**Stated task:** What is the number of lines in the data that hold the string "Pipeline"? Reply with that number only.

**Records supplied:**
====

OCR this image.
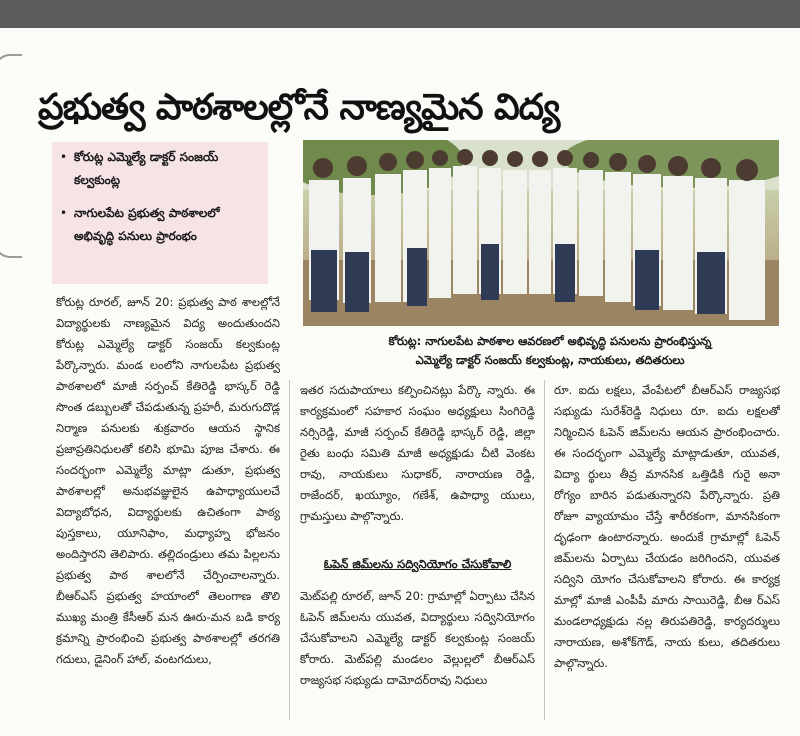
ప్రభుత్వ పాఠశాలల్లోనే నాణ్యమైన విద్య
• కోరుట్ల ఎమ్మెల్యే డాక్టర్ సంజయ్ కల్వకుంట్ల
• నాగులపేట ప్రభుత్వ పాఠశాలలో అభివృద్ధి పనులు ప్రారంభం
కోరుట్ల: నాగులపేట పాఠశాల ఆవరణలో అభివృద్ధి పనులను ప్రారంభిస్తున్న
ఎమ్మెల్యే డాక్టర్ సంజయ్ కల్వకుంట్ల, నాయకులు, తదితరులు

కోరుట్ల రూరల్, జూన్ 20: ప్రభుత్వ పాఠ శాలల్లోనే విద్యార్థులకు నాణ్యమైన విద్య అందుతుందని కోరుట్ల ఎమ్మెల్యే డాక్టర్ సంజయ్ కల్వకుంట్ల పేర్కొన్నారు. మండ లంలోని నాగులపేట ప్రభుత్వ పాఠశాలలో మాజీ సర్పంచ్ కేతిరెడ్డి భాస్కర్ రెడ్డి సొంత డబ్బులతో చేపడుతున్న ప్రహరీ, మరుగుదొడ్ల నిర్మాణ పనులకు శుక్రవారం ఆయన స్థానిక ప్రజాప్రతినిధులతో కలిసి భూమి పూజ చేశారు. ఈ సందర్భంగా ఎమ్మెల్యే మాట్లా డుతూ, ప్రభుత్వ పాఠశాలల్లో అనుభవజ్ఞులైన ఉపాధ్యాయులచే విద్యాబోధన, విద్యార్థులకు ఉచితంగా పాఠ్య పుస్తకాలు, యూనిఫాం, మధ్యాహ్న భోజనం అందిస్తారని తెలిపారు. తల్లిదండ్రులు తమ పిల్లలను ప్రభుత్వ పాఠ శాలలోనే చేర్పించాలన్నారు. బీఆర్ఎస్ ప్రభుత్వ హయాంలో తెలంగాణ తొలి ముఖ్య మంత్రి కేసీఆర్ మన ఊరు-మన బడి కార్య క్రమాన్ని ప్రారంభించి ప్రభుత్వ పాఠశాలల్లో తరగతి గదులు, డైనింగ్ హాల్, వంటగదులు,

ఇతర సదుపాయాలు కల్పించినట్లు పేర్కొ న్నారు. ఈ కార్యక్రమంలో సహకార సంఘం అధ్యక్షులు సింగిరెడ్డి నర్సిరెడ్డి, మాజీ సర్పంచ్ కేతిరెడ్డి భాస్కర్ రెడ్డి, జిల్లా రైతు బంధు సమితి మాజీ అధ్యక్షుడు చీటి వెంకట రావు, నాయకులు సుధాకర్, నారాయణ రెడ్డి, రాజేందర్, ఖయ్యూం, గణేశ్, ఉపాధ్యా యులు, గ్రామస్తులు పాల్గొన్నారు.

ఓపెన్ జిమ్‌లను సద్వినియోగం చేసుకోవాలి

మెట్‌పల్లి రూరల్, జూన్ 20: గ్రామాల్లో ఏర్పాటు చేసిన ఓపెన్ జిమ్‌లను యువత, విద్యార్థులు సద్వినియోగం చేసుకోవాలని ఎమ్మెల్యే డాక్టర్ కల్వకుంట్ల సంజయ్ కోరారు. మెట్‌పల్లి మండలం వెల్లుల్లలో బీఆర్ఎస్ రాజ్యసభ సభ్యుడు దామోదర్‌రావు నిధులు

రూ. ఐదు లక్షలు, వేంపేటలో బీఆర్ఎస్ రాజ్యసభ సభ్యుడు సురేశ్‌రెడ్డి నిధులు రూ. ఐదు లక్షలతో నిర్మించిన ఓపెన్ జిమ్‌లను ఆయన ప్రారంభించారు. ఈ సందర్భంగా ఎమ్మెల్యే మాట్లాడుతూ, యువత, విద్యా ర్థులు తీవ్ర మానసిక ఒత్తిడికి గురై అనా రోగ్యం బారిన పడుతున్నారని పేర్కొన్నారు. ప్రతి రోజూ వ్యాయామం చేస్తే శారీరకంగా, మానసికంగా దృఢంగా ఉంటారన్నారు. అందుకే గ్రామాల్లో ఓపెన్ జిమ్‌లను ఏర్పాటు చేయడం జరిగిందని, యువత సద్విని యోగం చేసుకోవాలని కోరారు. ఈ కార్యక్ర మాల్లో మాజీ ఎంపీపీ మారు సాయిరెడ్డి, బీఆ ర్ఎస్ మండలాధ్యక్షుడు నల్ల తిరుపతిరెడ్డి, కార్యదర్శులు నారాయణ, అశోక్‌గౌడ్, నాయ కులు, తదితరులు పాల్గొన్నారు.
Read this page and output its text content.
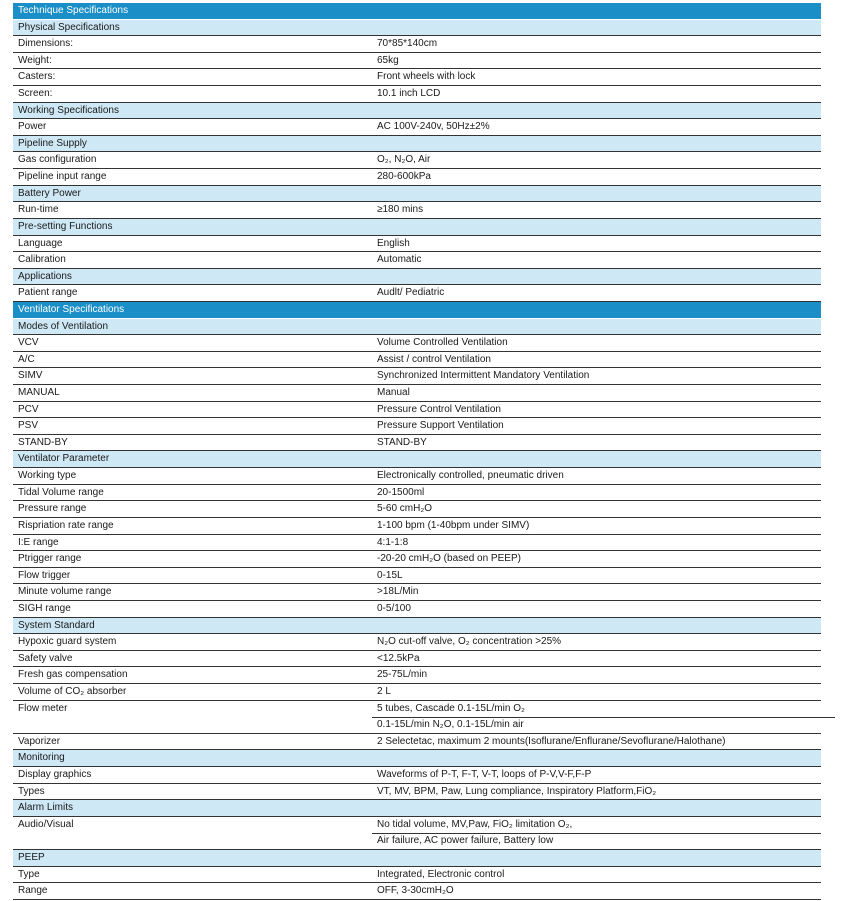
Technique Specifications
Physical Specifications
Dimensions:	70*85*140cm
Weight:	65kg
Casters:	Front wheels with lock
Screen:	10.1 inch LCD
Working Specifications
Power	AC 100V-240v, 50Hz±2%
Pipeline Supply
Gas configuration	O₂, N₂O, Air
Pipeline input range	280-600kPa
Battery Power
Run-time	≥180 mins
Pre-setting Functions
Language	English
Calibration	Automatic
Applications
Patient range	Audlt/ Pediatric
Ventilator Specifications
Modes of Ventilation
VCV	Volume Controlled Ventilation
A/C	Assist / control Ventilation
SIMV	Synchronized Intermittent Mandatory Ventilation
MANUAL	Manual
PCV	Pressure Control Ventilation
PSV	Pressure Support Ventilation
STAND-BY	STAND-BY
Ventilator Parameter
Working type	Electronically controlled, pneumatic driven
Tidal Volume range	20-1500ml
Pressure range	5-60 cmH₂O
Rispriation rate range	1-100 bpm (1-40bpm under SIMV)
I:E range	4:1-1:8
Ptrigger range	-20-20 cmH₂O (based on PEEP)
Flow trigger	0-15L
Minute volume range	>18L/Min
SIGH range	0-5/100
System Standard
Hypoxic guard system	N₂O cut-off valve, O₂ concentration >25%
Safety valve	<12.5kPa
Fresh gas compensation	25-75L/min
Volume of CO₂ absorber	2 L
Flow meter	5 tubes, Cascade 0.1-15L/min O₂
0.1-15L/min N₂O, 0.1-15L/min air
Vaporizer	2 Selectetac, maximum 2 mounts(Isoflurane/Enflurane/Sevoflurane/Halothane)
Monitoring
Display graphics	Waveforms of P-T, F-T, V-T, loops of P-V,V-F,F-P
Types	VT, MV, BPM, Paw, Lung compliance, Inspiratory Platform,FiO₂
Alarm Limits
Audio/Visual	No tidal volume, MV,Paw, FiO₂ limitation O₂,
Air failure, AC power failure, Battery low
PEEP
Type	Integrated, Electronic control
Range	OFF, 3-30cmH₂O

====

**Written response:** 2